▶ **The exercise**:
From the listing below, return each line that includes "Zasady".

BEGIN Record extracts

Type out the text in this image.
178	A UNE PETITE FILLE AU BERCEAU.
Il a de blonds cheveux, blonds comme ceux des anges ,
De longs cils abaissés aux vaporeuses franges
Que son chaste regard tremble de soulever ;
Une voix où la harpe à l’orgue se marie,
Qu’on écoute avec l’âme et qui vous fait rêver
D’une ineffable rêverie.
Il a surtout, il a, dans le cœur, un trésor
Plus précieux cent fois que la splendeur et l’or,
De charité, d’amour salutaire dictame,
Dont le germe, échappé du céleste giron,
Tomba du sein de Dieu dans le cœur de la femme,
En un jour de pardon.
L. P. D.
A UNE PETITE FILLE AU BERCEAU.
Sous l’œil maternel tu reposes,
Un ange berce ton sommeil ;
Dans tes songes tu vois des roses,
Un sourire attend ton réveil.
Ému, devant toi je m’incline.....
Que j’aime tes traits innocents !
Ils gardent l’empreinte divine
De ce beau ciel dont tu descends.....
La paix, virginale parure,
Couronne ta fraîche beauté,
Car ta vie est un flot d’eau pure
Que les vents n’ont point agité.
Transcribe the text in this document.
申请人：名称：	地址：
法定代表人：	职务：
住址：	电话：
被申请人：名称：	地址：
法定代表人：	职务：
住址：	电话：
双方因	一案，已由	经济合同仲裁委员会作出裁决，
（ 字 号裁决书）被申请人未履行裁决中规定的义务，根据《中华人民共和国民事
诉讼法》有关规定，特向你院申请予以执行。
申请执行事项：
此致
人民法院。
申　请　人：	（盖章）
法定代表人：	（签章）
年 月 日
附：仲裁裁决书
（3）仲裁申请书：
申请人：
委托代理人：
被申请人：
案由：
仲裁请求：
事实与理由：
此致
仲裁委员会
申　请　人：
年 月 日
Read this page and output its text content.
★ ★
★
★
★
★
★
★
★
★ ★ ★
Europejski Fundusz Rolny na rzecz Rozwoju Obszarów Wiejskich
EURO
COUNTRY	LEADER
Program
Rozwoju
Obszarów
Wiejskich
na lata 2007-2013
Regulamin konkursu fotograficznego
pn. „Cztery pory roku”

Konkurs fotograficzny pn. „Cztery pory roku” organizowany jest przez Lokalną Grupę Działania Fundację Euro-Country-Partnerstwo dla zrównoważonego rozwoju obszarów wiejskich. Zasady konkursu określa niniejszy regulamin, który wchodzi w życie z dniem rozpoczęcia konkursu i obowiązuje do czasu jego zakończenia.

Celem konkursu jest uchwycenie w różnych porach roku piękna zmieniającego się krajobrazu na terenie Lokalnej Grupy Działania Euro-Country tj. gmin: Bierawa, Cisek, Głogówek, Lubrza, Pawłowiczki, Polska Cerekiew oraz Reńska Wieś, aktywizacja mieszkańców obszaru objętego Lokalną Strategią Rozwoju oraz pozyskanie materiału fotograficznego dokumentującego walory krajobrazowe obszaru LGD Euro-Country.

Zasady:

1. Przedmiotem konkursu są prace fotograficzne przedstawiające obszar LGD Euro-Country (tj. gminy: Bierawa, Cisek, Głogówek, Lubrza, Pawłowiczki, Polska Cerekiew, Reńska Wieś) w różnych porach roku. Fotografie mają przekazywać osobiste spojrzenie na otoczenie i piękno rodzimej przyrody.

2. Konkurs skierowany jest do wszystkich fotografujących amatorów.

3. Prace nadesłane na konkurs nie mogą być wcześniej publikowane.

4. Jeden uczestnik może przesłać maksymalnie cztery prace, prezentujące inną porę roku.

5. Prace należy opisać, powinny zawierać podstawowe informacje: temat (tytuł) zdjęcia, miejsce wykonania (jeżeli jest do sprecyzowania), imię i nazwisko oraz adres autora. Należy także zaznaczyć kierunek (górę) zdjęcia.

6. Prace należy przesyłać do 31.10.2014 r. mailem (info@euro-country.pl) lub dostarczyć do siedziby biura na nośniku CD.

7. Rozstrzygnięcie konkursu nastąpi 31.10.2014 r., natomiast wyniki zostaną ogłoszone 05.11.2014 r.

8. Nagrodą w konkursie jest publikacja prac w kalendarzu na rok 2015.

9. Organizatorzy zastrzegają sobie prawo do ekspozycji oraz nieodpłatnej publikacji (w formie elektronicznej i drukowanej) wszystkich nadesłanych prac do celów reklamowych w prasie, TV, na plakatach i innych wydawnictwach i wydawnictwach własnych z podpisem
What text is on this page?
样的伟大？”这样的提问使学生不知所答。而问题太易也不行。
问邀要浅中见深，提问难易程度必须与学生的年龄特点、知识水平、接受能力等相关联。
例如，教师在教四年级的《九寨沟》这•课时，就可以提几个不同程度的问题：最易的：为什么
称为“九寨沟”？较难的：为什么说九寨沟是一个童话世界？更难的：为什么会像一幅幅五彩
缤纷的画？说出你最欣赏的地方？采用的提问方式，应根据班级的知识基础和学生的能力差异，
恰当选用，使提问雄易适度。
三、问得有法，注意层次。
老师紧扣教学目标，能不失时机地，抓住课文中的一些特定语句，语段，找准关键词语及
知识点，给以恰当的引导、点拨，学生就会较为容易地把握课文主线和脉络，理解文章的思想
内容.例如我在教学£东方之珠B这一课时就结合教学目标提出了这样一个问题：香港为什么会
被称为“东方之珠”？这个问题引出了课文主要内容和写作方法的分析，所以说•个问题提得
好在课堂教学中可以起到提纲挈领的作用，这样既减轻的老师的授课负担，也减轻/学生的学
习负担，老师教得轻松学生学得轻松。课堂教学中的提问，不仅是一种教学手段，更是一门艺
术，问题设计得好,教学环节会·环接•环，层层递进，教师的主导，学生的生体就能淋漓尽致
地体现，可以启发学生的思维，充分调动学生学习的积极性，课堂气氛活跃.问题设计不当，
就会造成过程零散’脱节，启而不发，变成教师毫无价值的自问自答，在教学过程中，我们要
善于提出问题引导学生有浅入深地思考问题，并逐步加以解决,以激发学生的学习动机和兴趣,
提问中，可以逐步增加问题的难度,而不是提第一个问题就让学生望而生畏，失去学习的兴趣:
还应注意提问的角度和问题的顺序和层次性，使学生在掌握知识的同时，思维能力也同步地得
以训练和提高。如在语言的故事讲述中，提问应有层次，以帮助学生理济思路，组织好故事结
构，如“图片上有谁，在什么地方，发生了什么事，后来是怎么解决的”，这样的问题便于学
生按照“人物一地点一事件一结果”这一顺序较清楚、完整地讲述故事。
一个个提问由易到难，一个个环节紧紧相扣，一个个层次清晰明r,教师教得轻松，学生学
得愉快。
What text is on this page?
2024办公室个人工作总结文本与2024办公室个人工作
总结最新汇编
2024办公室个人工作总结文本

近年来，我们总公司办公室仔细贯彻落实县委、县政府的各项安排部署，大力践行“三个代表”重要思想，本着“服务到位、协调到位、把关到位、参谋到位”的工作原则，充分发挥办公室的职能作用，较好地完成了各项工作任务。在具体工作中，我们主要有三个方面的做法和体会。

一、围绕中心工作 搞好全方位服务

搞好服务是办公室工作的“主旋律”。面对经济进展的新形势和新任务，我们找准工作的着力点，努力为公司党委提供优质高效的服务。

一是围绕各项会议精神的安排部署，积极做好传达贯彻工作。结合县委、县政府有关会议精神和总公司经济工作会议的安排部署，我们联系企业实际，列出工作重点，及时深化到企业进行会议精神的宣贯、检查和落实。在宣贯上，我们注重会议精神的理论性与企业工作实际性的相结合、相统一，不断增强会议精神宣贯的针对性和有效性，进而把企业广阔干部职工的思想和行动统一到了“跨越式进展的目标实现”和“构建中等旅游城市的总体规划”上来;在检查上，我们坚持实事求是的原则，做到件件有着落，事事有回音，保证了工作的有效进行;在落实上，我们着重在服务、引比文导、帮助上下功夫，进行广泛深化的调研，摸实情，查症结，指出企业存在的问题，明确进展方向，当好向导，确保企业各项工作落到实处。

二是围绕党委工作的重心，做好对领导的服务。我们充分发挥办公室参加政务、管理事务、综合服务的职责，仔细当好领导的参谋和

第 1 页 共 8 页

END Record extracts

▶ **Written response**:
Konkurs fotograficzny pn. „Cztery pory roku” organizowany jest przez Lokalną Grupę Działania Fundację Euro-Country-Partnerstwo dla zrównoważonego rozwoju obszarów wiejskich. Zasady konkursu określa niniejszy regulamin, który wchodzi w życie z dniem rozpoczęcia konkursu i obowiązuje do czasu jego zakończenia.
Zasady:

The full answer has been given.